**Request**
Reproduce the entries below in full, word for word.
------ Data for processing ------
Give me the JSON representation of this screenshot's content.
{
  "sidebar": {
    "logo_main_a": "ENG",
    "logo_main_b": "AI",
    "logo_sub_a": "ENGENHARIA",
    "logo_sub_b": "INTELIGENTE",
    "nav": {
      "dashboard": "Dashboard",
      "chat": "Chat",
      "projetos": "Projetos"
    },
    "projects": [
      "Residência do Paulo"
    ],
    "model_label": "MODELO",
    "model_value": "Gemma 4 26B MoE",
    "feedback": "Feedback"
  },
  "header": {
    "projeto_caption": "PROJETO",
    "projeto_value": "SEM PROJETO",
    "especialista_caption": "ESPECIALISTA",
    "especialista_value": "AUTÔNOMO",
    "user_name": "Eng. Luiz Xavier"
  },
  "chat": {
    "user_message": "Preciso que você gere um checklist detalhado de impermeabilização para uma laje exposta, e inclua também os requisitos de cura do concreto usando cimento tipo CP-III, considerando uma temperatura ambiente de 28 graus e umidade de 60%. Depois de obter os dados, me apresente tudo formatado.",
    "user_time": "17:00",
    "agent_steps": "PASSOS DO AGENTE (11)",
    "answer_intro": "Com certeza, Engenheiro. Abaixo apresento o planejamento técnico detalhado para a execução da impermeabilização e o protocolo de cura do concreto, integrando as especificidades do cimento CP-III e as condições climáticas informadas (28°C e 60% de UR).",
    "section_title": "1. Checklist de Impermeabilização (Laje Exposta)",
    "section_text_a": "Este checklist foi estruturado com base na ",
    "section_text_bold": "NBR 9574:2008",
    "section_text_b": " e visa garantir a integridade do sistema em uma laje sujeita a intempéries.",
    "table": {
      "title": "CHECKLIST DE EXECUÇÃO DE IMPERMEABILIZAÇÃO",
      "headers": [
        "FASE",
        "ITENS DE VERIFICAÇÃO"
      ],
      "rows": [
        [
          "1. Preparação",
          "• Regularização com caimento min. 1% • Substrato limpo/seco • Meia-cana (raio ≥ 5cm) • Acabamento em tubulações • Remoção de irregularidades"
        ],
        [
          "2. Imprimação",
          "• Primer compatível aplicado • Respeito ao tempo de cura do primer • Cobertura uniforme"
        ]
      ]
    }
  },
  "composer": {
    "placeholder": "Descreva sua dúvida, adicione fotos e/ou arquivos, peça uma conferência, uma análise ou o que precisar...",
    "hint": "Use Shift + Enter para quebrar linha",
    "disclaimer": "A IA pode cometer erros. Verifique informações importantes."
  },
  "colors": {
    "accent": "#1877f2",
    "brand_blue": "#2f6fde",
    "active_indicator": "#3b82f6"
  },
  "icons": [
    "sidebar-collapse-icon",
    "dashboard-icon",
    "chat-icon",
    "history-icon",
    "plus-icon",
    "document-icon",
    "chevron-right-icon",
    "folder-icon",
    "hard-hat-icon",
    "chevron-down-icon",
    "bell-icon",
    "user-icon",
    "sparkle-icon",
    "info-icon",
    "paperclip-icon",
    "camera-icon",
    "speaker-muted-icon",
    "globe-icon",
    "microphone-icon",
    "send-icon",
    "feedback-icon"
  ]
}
------
**Written solution**
Give me the JSON representation of this screenshot's content.
{
  "sidebar": {
    "logo_main_a": "ENG",
    "logo_main_b": "AI",
    "logo_sub_a": "ENGENHARIA",
    "logo_sub_b": "INTELIGENTE",
    "nav": {
      "dashboard": "Dashboard",
      "chat": "Chat",
      "projetos": "Projetos"
    },
    "projects": [
      "Residência do Paulo"
    ],
    "model_label": "MODELO",
    "model_value": "Gemma 4 26B MoE",
    "feedback": "Feedback"
  },
  "header": {
    "projeto_caption": "PROJETO",
    "projeto_value": "SEM PROJETO",
    "especialista_caption": "ESPECIALISTA",
    "especialista_value": "AUTÔNOMO",
    "user_name": "Eng. Luiz Xavier"
  },
  "chat": {
    "user_message": "Preciso que você gere um checklist detalhado de impermeabilização para uma laje exposta, e inclua também os requisitos de cura do concreto usando cimento tipo CP-III, considerando uma temperatura ambiente de 28 graus e umidade de 60%. Depois de obter os dados, me apresente tudo formatado.",
    "user_time": "17:00",
    "agent_steps": "PASSOS DO AGENTE (11)",
    "answer_intro": "Com certeza, Engenheiro. Abaixo apresento o planejamento técnico detalhado para a execução da impermeabilização e o protocolo de cura do concreto, integrando as especificidades do cimento CP-III e as condições climáticas informadas (28°C e 60% de UR).",
    "section_title": "1. Checklist de Impermeabilização (Laje Exposta)",
    "section_text_a": "Este checklist foi estruturado com base na ",
    "section_text_bold": "NBR 9574:2008",
    "section_text_b": " e visa garantir a integridade do sistema em uma laje sujeita a intempéries.",
    "table": {
      "title": "CHECKLIST DE EXECUÇÃO DE IMPERMEABILIZAÇÃO",
      "headers": [
        "FASE",
        "ITENS DE VERIFICAÇÃO"
      ],
      "rows": [
        [
          "1. Preparação",
          "• Regularização com caimento min. 1% • Substrato limpo/seco • Meia-cana (raio ≥ 5cm) • Acabamento em tubulações • Remoção de irregularidades"
        ],
        [
          "2. Imprimação",
          "• Primer compatível aplicado • Respeito ao tempo de cura do primer • Cobertura uniforme"
        ]
      ]
    }
  },
  "composer": {
    "placeholder": "Descreva sua dúvida, adicione fotos e/ou arquivos, peça uma conferência, uma análise ou o que precisar...",
    "hint": "Use Shift + Enter para quebrar linha",
    "disclaimer": "A IA pode cometer erros. Verifique informações importantes."
  },
  "colors": {
    "accent": "#1877f2",
    "brand_blue": "#2f6fde",
    "active_indicator": "#3b82f6"
  },
  "icons": [
    "sidebar-collapse-icon",
    "dashboard-icon",
    "chat-icon",
    "history-icon",
    "plus-icon",
    "document-icon",
    "chevron-right-icon",
    "folder-icon",
    "hard-hat-icon",
    "chevron-down-icon",
    "bell-icon",
    "user-icon",
    "sparkle-icon",
    "info-icon",
    "paperclip-icon",
    "camera-icon",
    "speaker-muted-icon",
    "globe-icon",
    "microphone-icon",
    "send-icon",
    "feedback-icon"
  ]
}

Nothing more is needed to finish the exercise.